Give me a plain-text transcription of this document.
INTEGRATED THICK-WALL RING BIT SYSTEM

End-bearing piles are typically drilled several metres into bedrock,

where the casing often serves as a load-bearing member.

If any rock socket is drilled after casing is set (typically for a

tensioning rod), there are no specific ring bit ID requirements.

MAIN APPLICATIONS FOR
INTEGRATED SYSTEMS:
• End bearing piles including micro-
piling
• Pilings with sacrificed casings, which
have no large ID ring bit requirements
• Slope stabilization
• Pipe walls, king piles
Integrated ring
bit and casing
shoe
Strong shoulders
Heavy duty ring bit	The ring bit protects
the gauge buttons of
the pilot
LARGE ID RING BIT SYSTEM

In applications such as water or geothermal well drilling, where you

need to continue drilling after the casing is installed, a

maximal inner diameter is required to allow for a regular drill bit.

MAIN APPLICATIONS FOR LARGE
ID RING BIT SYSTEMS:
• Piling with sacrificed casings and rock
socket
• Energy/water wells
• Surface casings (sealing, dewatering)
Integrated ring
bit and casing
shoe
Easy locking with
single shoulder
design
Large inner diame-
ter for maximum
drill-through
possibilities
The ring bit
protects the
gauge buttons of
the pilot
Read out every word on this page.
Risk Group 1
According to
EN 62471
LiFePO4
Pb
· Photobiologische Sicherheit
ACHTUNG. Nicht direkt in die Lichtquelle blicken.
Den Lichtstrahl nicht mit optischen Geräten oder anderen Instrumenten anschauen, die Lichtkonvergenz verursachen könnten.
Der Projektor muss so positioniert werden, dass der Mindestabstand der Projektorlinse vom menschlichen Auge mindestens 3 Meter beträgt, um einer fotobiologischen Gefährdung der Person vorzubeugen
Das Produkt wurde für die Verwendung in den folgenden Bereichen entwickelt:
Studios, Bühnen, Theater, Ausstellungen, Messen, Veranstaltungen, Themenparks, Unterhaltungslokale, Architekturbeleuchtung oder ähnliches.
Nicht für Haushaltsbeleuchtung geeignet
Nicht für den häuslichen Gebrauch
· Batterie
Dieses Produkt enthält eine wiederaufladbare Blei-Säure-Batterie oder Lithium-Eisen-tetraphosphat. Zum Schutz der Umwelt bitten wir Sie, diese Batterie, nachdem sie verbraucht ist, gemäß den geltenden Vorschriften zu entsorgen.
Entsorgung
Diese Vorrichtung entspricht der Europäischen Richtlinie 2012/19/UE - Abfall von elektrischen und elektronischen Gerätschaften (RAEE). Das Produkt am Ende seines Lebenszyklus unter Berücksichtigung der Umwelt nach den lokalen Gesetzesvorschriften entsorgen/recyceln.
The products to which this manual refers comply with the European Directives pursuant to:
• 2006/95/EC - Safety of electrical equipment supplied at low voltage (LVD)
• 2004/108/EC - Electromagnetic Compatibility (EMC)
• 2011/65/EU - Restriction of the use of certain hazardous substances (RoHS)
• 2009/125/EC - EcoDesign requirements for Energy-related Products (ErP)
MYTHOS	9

──────────

What is asked
Locate the word "gauge" in the data above. Copy every line carrying it.

Response to this task
the gauge buttons of
gauge buttons of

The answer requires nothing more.